Print the data that follows exactly.

Rows from a dataset
---
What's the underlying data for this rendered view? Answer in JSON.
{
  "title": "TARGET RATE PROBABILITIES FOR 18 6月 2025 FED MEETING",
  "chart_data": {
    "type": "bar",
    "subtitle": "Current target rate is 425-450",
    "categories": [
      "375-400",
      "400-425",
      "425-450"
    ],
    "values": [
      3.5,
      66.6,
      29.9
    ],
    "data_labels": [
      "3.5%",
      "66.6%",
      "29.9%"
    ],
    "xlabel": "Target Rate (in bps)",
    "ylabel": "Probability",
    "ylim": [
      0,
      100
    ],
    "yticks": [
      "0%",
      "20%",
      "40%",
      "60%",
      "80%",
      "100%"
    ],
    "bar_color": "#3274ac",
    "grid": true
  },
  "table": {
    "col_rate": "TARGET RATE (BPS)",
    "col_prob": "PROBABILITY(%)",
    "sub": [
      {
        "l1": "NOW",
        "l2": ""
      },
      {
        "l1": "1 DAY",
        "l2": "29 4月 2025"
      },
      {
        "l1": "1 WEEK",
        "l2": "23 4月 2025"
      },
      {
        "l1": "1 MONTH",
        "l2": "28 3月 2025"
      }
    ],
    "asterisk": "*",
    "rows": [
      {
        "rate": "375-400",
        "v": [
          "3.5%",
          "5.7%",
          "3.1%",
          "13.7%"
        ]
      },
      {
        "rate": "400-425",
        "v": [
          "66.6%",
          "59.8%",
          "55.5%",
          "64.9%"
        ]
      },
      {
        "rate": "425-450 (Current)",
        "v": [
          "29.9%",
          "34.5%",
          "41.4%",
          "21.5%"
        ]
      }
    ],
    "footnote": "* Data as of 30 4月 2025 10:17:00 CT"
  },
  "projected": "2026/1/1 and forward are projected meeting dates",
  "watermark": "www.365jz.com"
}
---
- _ANSWER TO THIS PROBLEM_:
What's the underlying data for this rendered view? Answer in JSON.
{
  "title": "TARGET RATE PROBABILITIES FOR 18 6月 2025 FED MEETING",
  "chart_data": {
    "type": "bar",
    "subtitle": "Current target rate is 425-450",
    "categories": [
      "375-400",
      "400-425",
      "425-450"
    ],
    "values": [
      3.5,
      66.6,
      29.9
    ],
    "data_labels": [
      "3.5%",
      "66.6%",
      "29.9%"
    ],
    "xlabel": "Target Rate (in bps)",
    "ylabel": "Probability",
    "ylim": [
      0,
      100
    ],
    "yticks": [
      "0%",
      "20%",
      "40%",
      "60%",
      "80%",
      "100%"
    ],
    "bar_color": "#3274ac",
    "grid": true
  },
  "table": {
    "col_rate": "TARGET RATE (BPS)",
    "col_prob": "PROBABILITY(%)",
    "sub": [
      {
        "l1": "NOW",
        "l2": ""
      },
      {
        "l1": "1 DAY",
        "l2": "29 4月 2025"
      },
      {
        "l1": "1 WEEK",
        "l2": "23 4月 2025"
      },
      {
        "l1": "1 MONTH",
        "l2": "28 3月 2025"
      }
    ],
    "asterisk": "*",
    "rows": [
      {
        "rate": "375-400",
        "v": [
          "3.5%",
          "5.7%",
          "3.1%",
          "13.7%"
        ]
      },
      {
        "rate": "400-425",
        "v": [
          "66.6%",
          "59.8%",
          "55.5%",
          "64.9%"
        ]
      },
      {
        "rate": "425-450 (Current)",
        "v": [
          "29.9%",
          "34.5%",
          "41.4%",
          "21.5%"
        ]
      }
    ],
    "footnote": "* Data as of 30 4月 2025 10:17:00 CT"
  },
  "projected": "2026/1/1 and forward are projected meeting dates",
  "watermark": "www.365jz.com"
}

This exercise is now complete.